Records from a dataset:
====

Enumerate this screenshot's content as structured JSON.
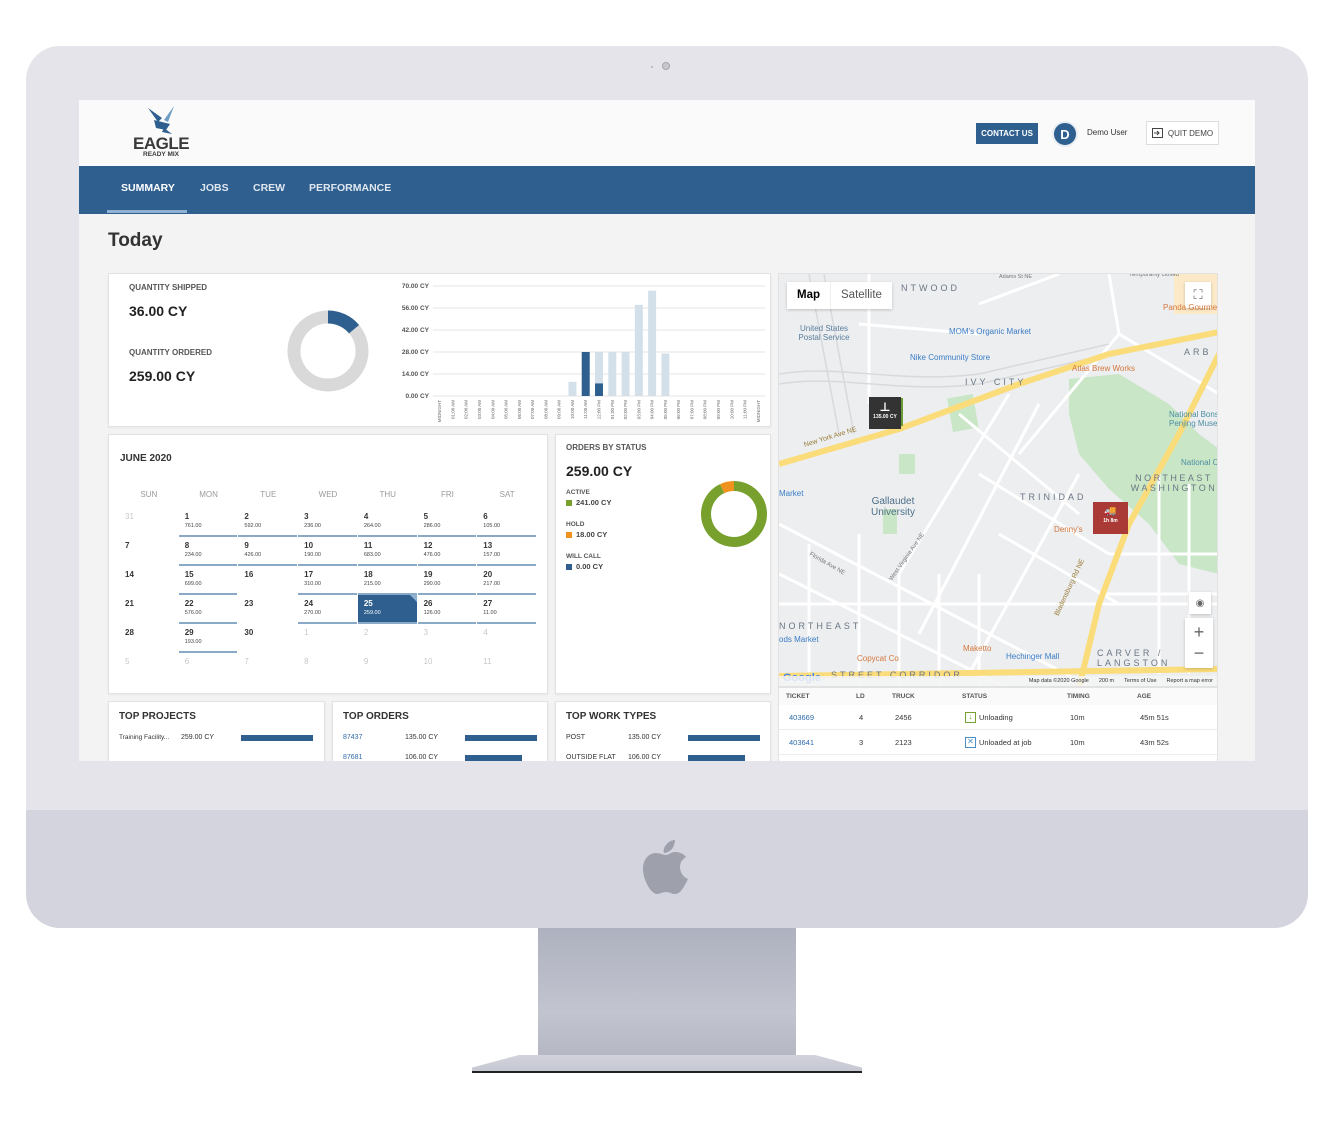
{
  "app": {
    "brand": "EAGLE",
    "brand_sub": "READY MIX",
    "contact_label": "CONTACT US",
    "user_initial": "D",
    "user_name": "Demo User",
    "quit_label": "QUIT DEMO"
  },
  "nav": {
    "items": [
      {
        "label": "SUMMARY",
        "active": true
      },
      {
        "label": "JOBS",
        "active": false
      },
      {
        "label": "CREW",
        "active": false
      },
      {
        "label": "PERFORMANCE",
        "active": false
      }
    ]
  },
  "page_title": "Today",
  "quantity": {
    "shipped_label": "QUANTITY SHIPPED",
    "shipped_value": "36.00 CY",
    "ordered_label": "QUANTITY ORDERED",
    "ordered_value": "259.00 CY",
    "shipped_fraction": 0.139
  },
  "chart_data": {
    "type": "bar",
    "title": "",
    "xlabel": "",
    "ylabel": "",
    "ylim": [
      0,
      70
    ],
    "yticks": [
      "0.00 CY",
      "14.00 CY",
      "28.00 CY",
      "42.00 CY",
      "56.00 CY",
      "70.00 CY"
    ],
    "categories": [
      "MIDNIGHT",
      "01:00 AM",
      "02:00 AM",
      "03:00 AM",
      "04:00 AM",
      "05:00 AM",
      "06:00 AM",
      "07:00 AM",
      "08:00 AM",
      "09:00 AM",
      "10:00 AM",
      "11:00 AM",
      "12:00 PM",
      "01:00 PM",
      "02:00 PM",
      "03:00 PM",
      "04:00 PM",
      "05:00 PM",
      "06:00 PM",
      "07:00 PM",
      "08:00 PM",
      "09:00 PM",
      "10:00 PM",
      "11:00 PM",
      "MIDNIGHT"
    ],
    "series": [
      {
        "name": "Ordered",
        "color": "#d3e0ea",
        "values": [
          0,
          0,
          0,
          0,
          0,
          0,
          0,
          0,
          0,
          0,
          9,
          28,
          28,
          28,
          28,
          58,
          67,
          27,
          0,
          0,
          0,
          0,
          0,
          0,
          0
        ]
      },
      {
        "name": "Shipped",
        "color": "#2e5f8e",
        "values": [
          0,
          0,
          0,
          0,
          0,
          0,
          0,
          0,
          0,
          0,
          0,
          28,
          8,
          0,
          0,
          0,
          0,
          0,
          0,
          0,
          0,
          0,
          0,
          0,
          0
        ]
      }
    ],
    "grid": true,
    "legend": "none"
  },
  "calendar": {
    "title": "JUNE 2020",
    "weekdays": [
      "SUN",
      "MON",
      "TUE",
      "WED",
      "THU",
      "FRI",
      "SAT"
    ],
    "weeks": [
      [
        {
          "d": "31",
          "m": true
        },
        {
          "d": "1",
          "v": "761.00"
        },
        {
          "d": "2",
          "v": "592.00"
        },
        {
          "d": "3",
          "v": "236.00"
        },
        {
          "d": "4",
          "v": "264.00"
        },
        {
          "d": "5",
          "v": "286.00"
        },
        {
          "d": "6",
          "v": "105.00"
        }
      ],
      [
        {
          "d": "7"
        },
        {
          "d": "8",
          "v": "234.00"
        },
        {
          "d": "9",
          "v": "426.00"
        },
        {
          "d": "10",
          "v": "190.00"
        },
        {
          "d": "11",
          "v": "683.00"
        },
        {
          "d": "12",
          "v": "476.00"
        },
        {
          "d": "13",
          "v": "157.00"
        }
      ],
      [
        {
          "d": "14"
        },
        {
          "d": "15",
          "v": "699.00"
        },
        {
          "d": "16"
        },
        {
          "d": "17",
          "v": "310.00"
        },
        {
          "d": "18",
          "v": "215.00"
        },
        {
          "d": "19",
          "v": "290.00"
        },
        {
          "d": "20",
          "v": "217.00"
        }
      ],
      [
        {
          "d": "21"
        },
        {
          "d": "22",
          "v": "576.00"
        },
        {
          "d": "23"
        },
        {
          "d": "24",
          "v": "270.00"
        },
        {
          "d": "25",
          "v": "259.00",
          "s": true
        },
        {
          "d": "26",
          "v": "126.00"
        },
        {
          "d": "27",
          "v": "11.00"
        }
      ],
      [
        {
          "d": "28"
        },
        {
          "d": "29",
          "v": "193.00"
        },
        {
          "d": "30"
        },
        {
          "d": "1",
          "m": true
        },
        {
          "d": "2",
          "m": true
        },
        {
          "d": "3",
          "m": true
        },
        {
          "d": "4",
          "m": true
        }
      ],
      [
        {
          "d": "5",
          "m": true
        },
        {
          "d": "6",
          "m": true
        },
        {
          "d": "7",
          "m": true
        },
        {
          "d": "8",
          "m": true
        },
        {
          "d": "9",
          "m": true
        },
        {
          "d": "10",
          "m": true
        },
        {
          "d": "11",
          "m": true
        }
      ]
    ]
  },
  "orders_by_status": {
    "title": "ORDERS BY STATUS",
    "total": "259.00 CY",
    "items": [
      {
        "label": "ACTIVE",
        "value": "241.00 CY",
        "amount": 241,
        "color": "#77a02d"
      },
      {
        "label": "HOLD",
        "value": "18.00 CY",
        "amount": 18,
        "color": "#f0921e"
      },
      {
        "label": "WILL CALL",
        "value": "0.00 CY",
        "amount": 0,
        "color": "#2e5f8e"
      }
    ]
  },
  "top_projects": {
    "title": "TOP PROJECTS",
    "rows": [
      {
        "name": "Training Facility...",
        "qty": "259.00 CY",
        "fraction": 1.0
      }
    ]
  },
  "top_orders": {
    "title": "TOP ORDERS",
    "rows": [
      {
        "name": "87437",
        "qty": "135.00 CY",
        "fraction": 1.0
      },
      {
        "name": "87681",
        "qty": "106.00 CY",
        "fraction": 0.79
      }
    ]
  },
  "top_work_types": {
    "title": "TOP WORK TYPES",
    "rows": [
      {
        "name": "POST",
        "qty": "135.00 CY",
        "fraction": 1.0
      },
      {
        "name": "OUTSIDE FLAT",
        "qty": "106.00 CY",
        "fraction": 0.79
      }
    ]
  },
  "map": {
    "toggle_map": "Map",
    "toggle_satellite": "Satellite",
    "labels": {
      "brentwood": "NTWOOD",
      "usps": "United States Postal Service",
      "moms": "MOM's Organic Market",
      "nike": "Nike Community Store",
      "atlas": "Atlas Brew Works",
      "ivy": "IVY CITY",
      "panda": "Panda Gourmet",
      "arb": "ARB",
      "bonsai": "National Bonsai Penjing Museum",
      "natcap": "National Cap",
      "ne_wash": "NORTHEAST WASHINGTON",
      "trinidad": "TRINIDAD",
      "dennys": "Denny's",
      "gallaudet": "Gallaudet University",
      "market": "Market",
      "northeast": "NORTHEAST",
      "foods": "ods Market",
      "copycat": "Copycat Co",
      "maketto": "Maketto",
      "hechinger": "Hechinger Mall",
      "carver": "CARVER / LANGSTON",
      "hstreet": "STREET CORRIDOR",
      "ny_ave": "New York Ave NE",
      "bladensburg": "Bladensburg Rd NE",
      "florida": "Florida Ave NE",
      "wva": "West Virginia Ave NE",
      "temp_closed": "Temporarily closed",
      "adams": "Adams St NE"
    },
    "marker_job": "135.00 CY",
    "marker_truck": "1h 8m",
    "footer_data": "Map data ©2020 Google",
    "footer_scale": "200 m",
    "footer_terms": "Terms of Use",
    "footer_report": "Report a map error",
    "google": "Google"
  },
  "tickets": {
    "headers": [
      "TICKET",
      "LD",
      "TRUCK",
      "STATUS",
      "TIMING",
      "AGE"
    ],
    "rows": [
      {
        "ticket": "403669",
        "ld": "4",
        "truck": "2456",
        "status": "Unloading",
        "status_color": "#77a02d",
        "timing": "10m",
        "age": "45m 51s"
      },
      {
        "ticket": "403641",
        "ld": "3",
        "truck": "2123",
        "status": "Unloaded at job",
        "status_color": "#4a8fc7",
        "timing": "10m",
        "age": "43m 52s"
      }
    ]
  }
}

====

**PROBLEM TO WORK ON**
Show each line of the listing that holds the string "Market".

**IN RESPONSE**
      "moms": "MOM's Organic Market",
      "market": "Market",
      "foods": "ods Market",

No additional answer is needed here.